EXERCISE DIRECTIONS
Reproduce every entry exactly.

** Start THE DATA **

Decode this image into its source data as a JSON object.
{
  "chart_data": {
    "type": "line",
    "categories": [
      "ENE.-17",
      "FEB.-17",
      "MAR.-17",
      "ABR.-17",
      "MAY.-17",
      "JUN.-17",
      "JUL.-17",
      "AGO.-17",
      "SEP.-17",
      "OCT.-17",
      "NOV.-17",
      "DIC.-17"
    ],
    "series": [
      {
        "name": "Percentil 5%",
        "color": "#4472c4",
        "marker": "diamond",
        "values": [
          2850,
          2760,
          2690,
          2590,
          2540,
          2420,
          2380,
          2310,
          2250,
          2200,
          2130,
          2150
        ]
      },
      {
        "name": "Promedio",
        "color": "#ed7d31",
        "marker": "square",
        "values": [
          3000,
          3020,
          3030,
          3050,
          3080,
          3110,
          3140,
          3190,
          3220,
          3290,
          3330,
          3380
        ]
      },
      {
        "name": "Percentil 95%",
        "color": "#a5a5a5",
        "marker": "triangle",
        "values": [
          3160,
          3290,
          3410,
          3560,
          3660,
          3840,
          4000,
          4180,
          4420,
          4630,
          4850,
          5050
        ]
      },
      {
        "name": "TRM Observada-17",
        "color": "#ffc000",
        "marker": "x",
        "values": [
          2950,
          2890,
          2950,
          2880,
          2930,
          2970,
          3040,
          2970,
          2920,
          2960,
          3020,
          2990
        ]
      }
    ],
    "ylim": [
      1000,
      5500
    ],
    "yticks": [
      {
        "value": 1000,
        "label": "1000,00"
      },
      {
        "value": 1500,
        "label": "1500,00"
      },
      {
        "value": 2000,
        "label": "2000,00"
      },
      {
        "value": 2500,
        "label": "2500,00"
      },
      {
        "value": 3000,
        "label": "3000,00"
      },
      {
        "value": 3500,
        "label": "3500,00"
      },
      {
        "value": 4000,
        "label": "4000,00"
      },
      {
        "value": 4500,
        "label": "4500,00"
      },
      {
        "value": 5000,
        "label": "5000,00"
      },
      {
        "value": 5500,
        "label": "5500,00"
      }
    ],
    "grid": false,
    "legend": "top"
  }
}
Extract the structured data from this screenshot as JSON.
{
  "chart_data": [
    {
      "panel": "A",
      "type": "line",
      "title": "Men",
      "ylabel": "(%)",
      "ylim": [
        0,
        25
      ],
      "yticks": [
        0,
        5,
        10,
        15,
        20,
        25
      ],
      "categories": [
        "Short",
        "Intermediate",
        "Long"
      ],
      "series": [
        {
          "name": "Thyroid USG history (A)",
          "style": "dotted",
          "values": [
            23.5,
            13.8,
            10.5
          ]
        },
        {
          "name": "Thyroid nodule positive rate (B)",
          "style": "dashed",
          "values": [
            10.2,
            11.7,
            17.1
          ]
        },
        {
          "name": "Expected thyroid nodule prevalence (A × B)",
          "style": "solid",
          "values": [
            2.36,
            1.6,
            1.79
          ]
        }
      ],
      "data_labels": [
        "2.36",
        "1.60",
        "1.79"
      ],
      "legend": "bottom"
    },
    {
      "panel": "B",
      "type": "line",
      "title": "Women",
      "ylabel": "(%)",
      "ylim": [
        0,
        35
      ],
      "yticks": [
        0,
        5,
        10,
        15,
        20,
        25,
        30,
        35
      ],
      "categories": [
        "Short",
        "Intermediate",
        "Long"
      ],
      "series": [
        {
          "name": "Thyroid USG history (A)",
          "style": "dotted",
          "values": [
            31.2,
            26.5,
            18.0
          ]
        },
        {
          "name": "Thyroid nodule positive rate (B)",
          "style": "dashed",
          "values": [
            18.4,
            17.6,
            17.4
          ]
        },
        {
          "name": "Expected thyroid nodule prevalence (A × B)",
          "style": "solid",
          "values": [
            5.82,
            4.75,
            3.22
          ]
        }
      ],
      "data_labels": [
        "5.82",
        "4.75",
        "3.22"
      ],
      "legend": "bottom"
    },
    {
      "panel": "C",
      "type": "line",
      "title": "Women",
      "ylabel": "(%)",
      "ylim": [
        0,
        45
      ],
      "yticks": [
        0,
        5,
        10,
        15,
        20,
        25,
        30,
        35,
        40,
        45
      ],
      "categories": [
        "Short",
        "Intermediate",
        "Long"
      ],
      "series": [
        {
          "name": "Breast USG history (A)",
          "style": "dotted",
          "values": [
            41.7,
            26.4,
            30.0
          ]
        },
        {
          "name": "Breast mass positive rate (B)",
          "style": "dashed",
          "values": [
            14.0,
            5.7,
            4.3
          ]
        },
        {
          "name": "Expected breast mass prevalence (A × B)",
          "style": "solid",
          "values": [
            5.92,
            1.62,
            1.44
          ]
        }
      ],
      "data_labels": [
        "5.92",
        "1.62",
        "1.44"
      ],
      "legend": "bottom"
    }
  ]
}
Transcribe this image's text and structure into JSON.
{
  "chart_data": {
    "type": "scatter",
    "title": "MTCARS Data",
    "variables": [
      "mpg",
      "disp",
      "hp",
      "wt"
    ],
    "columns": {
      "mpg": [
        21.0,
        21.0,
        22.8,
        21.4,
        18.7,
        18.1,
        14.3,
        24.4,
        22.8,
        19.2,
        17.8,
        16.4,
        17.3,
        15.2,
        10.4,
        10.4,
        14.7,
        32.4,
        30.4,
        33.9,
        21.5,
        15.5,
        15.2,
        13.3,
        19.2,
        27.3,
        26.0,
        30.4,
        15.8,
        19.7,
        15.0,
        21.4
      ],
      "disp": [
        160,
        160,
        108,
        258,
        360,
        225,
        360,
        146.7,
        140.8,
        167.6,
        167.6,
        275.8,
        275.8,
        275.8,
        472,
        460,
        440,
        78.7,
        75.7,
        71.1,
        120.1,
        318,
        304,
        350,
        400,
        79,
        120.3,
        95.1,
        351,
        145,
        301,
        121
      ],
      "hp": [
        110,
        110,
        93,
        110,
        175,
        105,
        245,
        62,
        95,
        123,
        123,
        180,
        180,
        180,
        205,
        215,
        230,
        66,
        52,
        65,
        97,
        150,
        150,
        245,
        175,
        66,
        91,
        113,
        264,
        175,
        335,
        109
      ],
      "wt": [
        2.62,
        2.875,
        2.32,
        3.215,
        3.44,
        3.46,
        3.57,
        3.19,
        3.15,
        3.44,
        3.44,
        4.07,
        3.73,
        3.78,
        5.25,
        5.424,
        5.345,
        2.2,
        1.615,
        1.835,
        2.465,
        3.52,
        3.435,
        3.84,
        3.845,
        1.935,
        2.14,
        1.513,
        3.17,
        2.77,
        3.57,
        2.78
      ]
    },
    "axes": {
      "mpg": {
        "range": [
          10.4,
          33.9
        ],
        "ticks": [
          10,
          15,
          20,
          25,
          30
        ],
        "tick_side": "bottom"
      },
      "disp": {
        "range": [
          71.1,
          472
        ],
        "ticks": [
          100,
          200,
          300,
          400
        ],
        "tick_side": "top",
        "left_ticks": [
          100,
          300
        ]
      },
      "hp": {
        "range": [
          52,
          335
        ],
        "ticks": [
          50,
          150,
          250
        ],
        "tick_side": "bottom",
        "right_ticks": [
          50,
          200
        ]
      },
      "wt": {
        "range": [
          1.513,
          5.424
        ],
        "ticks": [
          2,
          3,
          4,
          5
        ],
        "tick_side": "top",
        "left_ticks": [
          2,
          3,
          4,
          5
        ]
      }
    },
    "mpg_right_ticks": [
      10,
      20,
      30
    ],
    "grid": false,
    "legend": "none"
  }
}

** End THE DATA **

RESPONSE TO THE TASK
Decode this image into its source data as a JSON object.
{
  "chart_data": {
    "type": "line",
    "categories": [
      "ENE.-17",
      "FEB.-17",
      "MAR.-17",
      "ABR.-17",
      "MAY.-17",
      "JUN.-17",
      "JUL.-17",
      "AGO.-17",
      "SEP.-17",
      "OCT.-17",
      "NOV.-17",
      "DIC.-17"
    ],
    "series": [
      {
        "name": "Percentil 5%",
        "color": "#4472c4",
        "marker": "diamond",
        "values": [
          2850,
          2760,
          2690,
          2590,
          2540,
          2420,
          2380,
          2310,
          2250,
          2200,
          2130,
          2150
        ]
      },
      {
        "name": "Promedio",
        "color": "#ed7d31",
        "marker": "square",
        "values": [
          3000,
          3020,
          3030,
          3050,
          3080,
          3110,
          3140,
          3190,
          3220,
          3290,
          3330,
          3380
        ]
      },
      {
        "name": "Percentil 95%",
        "color": "#a5a5a5",
        "marker": "triangle",
        "values": [
          3160,
          3290,
          3410,
          3560,
          3660,
          3840,
          4000,
          4180,
          4420,
          4630,
          4850,
          5050
        ]
      },
      {
        "name": "TRM Observada-17",
        "color": "#ffc000",
        "marker": "x",
        "values": [
          2950,
          2890,
          2950,
          2880,
          2930,
          2970,
          3040,
          2970,
          2920,
          2960,
          3020,
          2990
        ]
      }
    ],
    "ylim": [
      1000,
      5500
    ],
    "yticks": [
      {
        "value": 1000,
        "label": "1000,00"
      },
      {
        "value": 1500,
        "label": "1500,00"
      },
      {
        "value": 2000,
        "label": "2000,00"
      },
      {
        "value": 2500,
        "label": "2500,00"
      },
      {
        "value": 3000,
        "label": "3000,00"
      },
      {
        "value": 3500,
        "label": "3500,00"
      },
      {
        "value": 4000,
        "label": "4000,00"
      },
      {
        "value": 4500,
        "label": "4500,00"
      },
      {
        "value": 5000,
        "label": "5000,00"
      },
      {
        "value": 5500,
        "label": "5500,00"
      }
    ],
    "grid": false,
    "legend": "top"
  }
}
Extract the structured data from this screenshot as JSON.
{
  "chart_data": [
    {
      "panel": "A",
      "type": "line",
      "title": "Men",
      "ylabel": "(%)",
      "ylim": [
        0,
        25
      ],
      "yticks": [
        0,
        5,
        10,
        15,
        20,
        25
      ],
      "categories": [
        "Short",
        "Intermediate",
        "Long"
      ],
      "series": [
        {
          "name": "Thyroid USG history (A)",
          "style": "dotted",
          "values": [
            23.5,
            13.8,
            10.5
          ]
        },
        {
          "name": "Thyroid nodule positive rate (B)",
          "style": "dashed",
          "values": [
            10.2,
            11.7,
            17.1
          ]
        },
        {
          "name": "Expected thyroid nodule prevalence (A × B)",
          "style": "solid",
          "values": [
            2.36,
            1.6,
            1.79
          ]
        }
      ],
      "data_labels": [
        "2.36",
        "1.60",
        "1.79"
      ],
      "legend": "bottom"
    },
    {
      "panel": "B",
      "type": "line",
      "title": "Women",
      "ylabel": "(%)",
      "ylim": [
        0,
        35
      ],
      "yticks": [
        0,
        5,
        10,
        15,
        20,
        25,
        30,
        35
      ],
      "categories": [
        "Short",
        "Intermediate",
        "Long"
      ],
      "series": [
        {
          "name": "Thyroid USG history (A)",
          "style": "dotted",
          "values": [
            31.2,
            26.5,
            18.0
          ]
        },
        {
          "name": "Thyroid nodule positive rate (B)",
          "style": "dashed",
          "values": [
            18.4,
            17.6,
            17.4
          ]
        },
        {
          "name": "Expected thyroid nodule prevalence (A × B)",
          "style": "solid",
          "values": [
            5.82,
            4.75,
            3.22
          ]
        }
      ],
      "data_labels": [
        "5.82",
        "4.75",
        "3.22"
      ],
      "legend": "bottom"
    },
    {
      "panel": "C",
      "type": "line",
      "title": "Women",
      "ylabel": "(%)",
      "ylim": [
        0,
        45
      ],
      "yticks": [
        0,
        5,
        10,
        15,
        20,
        25,
        30,
        35,
        40,
        45
      ],
      "categories": [
        "Short",
        "Intermediate",
        "Long"
      ],
      "series": [
        {
          "name": "Breast USG history (A)",
          "style": "dotted",
          "values": [
            41.7,
            26.4,
            30.0
          ]
        },
        {
          "name": "Breast mass positive rate (B)",
          "style": "dashed",
          "values": [
            14.0,
            5.7,
            4.3
          ]
        },
        {
          "name": "Expected breast mass prevalence (A × B)",
          "style": "solid",
          "values": [
            5.92,
            1.62,
            1.44
          ]
        }
      ],
      "data_labels": [
        "5.92",
        "1.62",
        "1.44"
      ],
      "legend": "bottom"
    }
  ]
}
Transcribe this image's text and structure into JSON.
{
  "chart_data": {
    "type": "scatter",
    "title": "MTCARS Data",
    "variables": [
      "mpg",
      "disp",
      "hp",
      "wt"
    ],
    "columns": {
      "mpg": [
        21.0,
        21.0,
        22.8,
        21.4,
        18.7,
        18.1,
        14.3,
        24.4,
        22.8,
        19.2,
        17.8,
        16.4,
        17.3,
        15.2,
        10.4,
        10.4,
        14.7,
        32.4,
        30.4,
        33.9,
        21.5,
        15.5,
        15.2,
        13.3,
        19.2,
        27.3,
        26.0,
        30.4,
        15.8,
        19.7,
        15.0,
        21.4
      ],
      "disp": [
        160,
        160,
        108,
        258,
        360,
        225,
        360,
        146.7,
        140.8,
        167.6,
        167.6,
        275.8,
        275.8,
        275.8,
        472,
        460,
        440,
        78.7,
        75.7,
        71.1,
        120.1,
        318,
        304,
        350,
        400,
        79,
        120.3,
        95.1,
        351,
        145,
        301,
        121
      ],
      "hp": [
        110,
        110,
        93,
        110,
        175,
        105,
        245,
        62,
        95,
        123,
        123,
        180,
        180,
        180,
        205,
        215,
        230,
        66,
        52,
        65,
        97,
        150,
        150,
        245,
        175,
        66,
        91,
        113,
        264,
        175,
        335,
        109
      ],
      "wt": [
        2.62,
        2.875,
        2.32,
        3.215,
        3.44,
        3.46,
        3.57,
        3.19,
        3.15,
        3.44,
        3.44,
        4.07,
        3.73,
        3.78,
        5.25,
        5.424,
        5.345,
        2.2,
        1.615,
        1.835,
        2.465,
        3.52,
        3.435,
        3.84,
        3.845,
        1.935,
        2.14,
        1.513,
        3.17,
        2.77,
        3.57,
        2.78
      ]
    },
    "axes": {
      "mpg": {
        "range": [
          10.4,
          33.9
        ],
        "ticks": [
          10,
          15,
          20,
          25,
          30
        ],
        "tick_side": "bottom"
      },
      "disp": {
        "range": [
          71.1,
          472
        ],
        "ticks": [
          100,
          200,
          300,
          400
        ],
        "tick_side": "top",
        "left_ticks": [
          100,
          300
        ]
      },
      "hp": {
        "range": [
          52,
          335
        ],
        "ticks": [
          50,
          150,
          250
        ],
        "tick_side": "bottom",
        "right_ticks": [
          50,
          200
        ]
      },
      "wt": {
        "range": [
          1.513,
          5.424
        ],
        "ticks": [
          2,
          3,
          4,
          5
        ],
        "tick_side": "top",
        "left_ticks": [
          2,
          3,
          4,
          5
        ]
      }
    },
    "mpg_right_ticks": [
      10,
      20,
      30
    ],
    "grid": false,
    "legend": "none"
  }
}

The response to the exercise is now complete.